Do this -
Extract every line that includes the string "thức".

Dataset records -
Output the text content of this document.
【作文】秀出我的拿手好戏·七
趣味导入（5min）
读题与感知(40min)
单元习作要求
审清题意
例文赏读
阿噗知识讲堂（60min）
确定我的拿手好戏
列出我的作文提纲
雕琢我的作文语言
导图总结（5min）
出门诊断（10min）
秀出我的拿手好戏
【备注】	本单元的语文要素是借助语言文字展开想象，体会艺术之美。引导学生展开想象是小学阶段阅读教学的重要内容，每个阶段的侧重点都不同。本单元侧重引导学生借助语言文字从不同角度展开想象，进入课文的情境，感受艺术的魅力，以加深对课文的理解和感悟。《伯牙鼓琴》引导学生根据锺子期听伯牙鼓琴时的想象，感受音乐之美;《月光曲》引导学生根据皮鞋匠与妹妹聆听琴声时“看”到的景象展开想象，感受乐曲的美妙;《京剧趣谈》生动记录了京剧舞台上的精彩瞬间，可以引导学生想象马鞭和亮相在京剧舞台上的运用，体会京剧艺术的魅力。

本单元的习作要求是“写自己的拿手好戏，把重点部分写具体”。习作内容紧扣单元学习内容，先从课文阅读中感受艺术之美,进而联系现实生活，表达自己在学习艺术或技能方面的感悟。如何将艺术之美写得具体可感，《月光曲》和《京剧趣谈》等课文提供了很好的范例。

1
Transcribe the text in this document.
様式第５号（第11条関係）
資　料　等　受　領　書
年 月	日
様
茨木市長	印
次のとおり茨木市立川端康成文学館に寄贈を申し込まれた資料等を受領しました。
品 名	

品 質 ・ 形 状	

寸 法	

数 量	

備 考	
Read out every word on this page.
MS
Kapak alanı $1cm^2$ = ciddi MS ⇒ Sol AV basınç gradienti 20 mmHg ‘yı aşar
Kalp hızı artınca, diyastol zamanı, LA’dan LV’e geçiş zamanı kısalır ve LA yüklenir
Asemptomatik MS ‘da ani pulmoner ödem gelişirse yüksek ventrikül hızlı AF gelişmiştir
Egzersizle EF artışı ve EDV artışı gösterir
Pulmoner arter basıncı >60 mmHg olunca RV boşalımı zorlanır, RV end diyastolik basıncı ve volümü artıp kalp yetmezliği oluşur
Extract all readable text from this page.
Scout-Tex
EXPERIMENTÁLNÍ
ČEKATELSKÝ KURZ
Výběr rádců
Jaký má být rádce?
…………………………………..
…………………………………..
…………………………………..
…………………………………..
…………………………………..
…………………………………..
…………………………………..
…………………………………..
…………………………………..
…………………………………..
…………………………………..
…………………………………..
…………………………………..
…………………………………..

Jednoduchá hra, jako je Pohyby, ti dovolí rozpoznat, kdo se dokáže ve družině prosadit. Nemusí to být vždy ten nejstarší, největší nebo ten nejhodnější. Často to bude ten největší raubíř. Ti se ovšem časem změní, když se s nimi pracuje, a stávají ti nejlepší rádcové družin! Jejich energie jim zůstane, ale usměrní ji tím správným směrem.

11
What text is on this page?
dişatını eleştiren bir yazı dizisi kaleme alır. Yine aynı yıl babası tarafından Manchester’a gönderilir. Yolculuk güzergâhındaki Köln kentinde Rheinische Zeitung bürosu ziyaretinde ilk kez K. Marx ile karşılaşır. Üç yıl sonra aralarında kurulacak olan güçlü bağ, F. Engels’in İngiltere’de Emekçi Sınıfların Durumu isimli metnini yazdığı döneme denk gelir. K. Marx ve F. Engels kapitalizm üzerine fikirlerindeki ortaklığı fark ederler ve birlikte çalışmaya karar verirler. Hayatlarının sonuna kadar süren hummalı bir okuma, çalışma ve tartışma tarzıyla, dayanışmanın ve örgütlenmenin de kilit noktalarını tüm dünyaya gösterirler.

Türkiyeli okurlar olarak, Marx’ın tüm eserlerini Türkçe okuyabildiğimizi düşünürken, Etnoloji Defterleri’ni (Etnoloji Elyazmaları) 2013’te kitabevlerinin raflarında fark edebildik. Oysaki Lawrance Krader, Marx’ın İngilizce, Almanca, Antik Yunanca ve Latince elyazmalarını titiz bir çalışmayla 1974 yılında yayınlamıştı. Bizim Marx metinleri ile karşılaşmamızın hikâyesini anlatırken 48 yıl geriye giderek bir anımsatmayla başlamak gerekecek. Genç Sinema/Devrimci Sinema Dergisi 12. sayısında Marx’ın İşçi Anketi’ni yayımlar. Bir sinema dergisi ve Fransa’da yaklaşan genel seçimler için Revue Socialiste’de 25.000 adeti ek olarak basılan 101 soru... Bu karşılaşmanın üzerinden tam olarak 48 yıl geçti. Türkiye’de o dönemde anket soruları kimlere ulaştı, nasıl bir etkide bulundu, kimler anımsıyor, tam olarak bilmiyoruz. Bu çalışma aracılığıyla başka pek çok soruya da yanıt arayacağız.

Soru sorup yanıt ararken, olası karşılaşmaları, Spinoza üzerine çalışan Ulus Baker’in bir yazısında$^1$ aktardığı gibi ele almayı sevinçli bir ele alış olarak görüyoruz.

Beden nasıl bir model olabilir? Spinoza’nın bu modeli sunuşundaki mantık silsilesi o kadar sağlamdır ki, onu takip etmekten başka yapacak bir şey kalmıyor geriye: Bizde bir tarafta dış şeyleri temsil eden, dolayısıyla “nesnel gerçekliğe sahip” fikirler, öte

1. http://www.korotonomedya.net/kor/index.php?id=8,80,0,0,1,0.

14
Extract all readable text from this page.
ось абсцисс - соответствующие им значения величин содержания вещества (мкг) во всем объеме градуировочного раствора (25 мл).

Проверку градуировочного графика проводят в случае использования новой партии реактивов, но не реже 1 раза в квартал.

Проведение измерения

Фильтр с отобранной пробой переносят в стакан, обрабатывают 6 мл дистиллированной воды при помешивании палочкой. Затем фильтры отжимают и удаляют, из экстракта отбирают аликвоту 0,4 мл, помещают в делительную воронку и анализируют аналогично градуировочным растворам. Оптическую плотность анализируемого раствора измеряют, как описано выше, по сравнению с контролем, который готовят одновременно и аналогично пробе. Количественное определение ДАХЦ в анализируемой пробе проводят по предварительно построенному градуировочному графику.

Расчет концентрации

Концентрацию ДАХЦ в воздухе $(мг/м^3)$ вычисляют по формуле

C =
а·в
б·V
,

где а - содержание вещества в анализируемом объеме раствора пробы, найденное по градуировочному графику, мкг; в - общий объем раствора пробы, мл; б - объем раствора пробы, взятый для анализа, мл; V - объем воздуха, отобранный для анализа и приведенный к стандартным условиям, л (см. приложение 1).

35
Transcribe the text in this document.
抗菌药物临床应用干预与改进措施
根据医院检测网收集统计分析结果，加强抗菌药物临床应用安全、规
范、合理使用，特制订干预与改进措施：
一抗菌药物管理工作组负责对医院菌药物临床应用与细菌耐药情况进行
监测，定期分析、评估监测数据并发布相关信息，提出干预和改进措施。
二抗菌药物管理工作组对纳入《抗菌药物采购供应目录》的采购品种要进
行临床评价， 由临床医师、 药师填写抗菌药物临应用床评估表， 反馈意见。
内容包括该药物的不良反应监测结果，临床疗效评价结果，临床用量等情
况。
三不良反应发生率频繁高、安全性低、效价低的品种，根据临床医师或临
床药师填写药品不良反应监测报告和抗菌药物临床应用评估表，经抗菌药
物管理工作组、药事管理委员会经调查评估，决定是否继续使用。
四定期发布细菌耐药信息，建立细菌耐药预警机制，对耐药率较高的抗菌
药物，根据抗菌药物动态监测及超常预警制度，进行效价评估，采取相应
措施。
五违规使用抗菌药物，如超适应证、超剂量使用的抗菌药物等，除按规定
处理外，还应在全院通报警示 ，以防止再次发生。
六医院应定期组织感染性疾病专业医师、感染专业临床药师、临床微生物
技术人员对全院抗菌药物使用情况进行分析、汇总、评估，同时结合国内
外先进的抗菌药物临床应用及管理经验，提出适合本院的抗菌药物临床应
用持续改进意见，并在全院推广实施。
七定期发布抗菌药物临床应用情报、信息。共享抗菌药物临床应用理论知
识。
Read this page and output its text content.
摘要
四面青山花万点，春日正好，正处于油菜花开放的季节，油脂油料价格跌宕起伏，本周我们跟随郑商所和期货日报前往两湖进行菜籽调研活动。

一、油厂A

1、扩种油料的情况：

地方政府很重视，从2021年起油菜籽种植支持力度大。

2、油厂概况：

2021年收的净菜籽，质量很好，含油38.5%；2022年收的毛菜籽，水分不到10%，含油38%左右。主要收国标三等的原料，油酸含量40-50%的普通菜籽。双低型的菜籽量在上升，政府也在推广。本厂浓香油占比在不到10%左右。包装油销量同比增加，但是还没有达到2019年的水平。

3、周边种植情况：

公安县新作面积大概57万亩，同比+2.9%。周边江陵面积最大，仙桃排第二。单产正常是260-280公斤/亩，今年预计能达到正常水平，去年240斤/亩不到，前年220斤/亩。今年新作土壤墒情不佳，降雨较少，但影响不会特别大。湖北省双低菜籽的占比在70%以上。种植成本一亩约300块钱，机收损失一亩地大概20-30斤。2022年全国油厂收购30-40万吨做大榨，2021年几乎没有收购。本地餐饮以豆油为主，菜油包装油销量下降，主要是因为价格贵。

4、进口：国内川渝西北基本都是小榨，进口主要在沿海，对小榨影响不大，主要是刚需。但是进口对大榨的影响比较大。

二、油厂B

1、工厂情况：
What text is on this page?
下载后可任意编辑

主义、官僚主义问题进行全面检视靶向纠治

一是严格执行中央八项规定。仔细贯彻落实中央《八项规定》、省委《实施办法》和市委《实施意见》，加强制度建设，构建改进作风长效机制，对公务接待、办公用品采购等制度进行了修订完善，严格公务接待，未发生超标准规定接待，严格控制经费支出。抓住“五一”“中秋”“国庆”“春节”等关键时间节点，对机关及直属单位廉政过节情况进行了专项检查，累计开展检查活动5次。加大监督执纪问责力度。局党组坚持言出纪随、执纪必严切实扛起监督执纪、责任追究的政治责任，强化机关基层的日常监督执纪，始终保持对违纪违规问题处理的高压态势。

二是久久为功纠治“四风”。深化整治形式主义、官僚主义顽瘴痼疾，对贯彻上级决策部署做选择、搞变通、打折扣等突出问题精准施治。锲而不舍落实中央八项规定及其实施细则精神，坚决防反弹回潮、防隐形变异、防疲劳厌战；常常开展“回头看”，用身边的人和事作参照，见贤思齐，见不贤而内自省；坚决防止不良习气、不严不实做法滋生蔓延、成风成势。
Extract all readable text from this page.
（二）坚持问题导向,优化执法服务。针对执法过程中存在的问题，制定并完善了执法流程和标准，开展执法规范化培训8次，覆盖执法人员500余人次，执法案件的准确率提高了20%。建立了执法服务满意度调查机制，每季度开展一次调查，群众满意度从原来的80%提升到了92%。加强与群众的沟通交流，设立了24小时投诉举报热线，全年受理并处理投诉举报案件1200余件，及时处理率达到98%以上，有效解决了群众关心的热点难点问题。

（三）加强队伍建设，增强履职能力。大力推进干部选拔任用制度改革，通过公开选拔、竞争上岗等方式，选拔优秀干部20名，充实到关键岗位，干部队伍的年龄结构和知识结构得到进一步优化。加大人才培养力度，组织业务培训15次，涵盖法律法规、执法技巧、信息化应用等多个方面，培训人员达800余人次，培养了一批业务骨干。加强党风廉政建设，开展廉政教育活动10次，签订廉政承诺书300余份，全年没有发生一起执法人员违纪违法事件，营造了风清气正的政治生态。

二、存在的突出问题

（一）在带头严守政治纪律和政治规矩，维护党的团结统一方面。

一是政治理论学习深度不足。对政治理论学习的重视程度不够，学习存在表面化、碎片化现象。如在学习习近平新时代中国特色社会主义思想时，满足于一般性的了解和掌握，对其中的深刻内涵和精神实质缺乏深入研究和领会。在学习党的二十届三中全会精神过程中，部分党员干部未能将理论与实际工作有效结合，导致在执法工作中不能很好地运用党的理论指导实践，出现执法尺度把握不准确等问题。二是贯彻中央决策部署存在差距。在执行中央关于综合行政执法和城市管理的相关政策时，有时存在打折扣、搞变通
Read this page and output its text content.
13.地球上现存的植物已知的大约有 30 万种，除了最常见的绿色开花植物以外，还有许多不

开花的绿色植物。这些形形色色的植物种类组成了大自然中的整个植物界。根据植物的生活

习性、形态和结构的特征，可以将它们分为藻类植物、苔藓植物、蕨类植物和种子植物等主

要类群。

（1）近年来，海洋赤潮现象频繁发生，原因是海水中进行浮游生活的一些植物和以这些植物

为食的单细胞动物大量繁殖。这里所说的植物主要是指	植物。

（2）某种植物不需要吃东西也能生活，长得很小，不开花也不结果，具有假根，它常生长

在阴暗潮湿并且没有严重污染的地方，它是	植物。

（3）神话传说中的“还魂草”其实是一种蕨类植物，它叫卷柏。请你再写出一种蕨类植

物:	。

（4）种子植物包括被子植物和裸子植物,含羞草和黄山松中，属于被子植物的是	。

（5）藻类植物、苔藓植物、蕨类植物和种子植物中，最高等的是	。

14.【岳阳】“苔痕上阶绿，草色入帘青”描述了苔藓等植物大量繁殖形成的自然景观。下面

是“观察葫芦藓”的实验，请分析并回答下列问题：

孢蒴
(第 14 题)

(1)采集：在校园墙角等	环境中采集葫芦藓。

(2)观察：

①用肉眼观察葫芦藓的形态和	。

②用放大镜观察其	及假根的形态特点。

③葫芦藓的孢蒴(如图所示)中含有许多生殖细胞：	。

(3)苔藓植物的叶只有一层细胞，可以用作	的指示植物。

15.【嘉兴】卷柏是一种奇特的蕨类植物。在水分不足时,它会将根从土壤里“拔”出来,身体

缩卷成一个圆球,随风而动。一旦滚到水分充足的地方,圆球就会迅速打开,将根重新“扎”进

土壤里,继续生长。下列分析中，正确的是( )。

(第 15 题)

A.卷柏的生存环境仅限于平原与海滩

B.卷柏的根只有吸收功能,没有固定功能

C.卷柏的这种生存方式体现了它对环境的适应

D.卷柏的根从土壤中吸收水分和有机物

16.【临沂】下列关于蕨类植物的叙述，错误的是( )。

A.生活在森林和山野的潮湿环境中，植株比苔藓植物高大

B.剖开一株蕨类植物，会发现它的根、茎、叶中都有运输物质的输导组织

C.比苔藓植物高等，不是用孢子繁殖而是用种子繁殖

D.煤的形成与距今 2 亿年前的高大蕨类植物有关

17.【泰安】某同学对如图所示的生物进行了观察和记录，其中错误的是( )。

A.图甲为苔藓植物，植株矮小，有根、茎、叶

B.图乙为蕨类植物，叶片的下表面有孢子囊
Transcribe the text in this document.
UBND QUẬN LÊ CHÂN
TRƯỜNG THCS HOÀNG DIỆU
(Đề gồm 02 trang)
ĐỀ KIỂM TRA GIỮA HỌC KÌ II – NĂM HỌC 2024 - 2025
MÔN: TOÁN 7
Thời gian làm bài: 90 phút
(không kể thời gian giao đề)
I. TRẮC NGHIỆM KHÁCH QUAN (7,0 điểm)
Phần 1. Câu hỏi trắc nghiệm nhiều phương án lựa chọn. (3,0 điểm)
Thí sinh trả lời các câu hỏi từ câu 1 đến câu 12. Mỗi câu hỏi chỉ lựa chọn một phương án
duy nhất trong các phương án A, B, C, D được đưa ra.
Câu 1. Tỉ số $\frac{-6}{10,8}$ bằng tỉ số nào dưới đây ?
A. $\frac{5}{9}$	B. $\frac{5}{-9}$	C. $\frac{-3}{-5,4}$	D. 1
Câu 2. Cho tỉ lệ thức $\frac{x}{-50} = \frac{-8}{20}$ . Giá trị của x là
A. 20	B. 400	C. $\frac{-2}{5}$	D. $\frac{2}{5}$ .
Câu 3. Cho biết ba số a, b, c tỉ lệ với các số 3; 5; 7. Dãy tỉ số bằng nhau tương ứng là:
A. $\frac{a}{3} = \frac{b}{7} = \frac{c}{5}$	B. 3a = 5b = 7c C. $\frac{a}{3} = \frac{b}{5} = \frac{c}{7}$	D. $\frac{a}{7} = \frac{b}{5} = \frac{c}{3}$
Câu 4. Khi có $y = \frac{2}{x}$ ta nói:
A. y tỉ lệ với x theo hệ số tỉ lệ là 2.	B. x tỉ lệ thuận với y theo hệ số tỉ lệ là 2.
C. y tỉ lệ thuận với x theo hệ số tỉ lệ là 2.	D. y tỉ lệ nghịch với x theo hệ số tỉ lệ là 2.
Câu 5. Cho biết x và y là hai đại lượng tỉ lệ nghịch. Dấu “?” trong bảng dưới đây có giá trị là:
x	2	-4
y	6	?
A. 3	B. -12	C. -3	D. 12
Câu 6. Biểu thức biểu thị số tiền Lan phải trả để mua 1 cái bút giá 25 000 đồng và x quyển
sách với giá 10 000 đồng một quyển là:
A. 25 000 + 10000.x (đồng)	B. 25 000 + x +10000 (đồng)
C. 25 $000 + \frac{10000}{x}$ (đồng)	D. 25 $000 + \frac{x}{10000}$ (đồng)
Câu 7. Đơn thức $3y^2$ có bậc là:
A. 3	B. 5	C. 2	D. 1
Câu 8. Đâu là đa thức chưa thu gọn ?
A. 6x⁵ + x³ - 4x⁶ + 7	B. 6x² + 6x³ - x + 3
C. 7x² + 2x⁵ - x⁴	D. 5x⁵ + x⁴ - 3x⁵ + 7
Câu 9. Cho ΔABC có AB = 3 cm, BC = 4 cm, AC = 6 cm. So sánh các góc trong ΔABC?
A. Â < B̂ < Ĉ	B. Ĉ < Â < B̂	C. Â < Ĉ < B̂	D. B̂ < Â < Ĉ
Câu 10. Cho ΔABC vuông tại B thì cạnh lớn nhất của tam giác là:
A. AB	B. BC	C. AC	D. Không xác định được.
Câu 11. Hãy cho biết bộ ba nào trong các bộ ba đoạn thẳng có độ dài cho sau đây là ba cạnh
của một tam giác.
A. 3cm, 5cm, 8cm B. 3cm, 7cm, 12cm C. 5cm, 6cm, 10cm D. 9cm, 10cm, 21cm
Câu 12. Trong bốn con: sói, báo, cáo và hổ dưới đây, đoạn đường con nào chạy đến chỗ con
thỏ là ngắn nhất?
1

Answer for the task -
Câu 2. Cho tỉ lệ thức $\frac{x}{-50} = \frac{-8}{20}$ . Giá trị của x là
Câu 6. Biểu thức biểu thị số tiền Lan phải trả để mua 1 cái bút giá 25 000 đồng và x quyển
Câu 7. Đơn thức $3y^2$ có bậc là:
Câu 8. Đâu là đa thức chưa thu gọn ?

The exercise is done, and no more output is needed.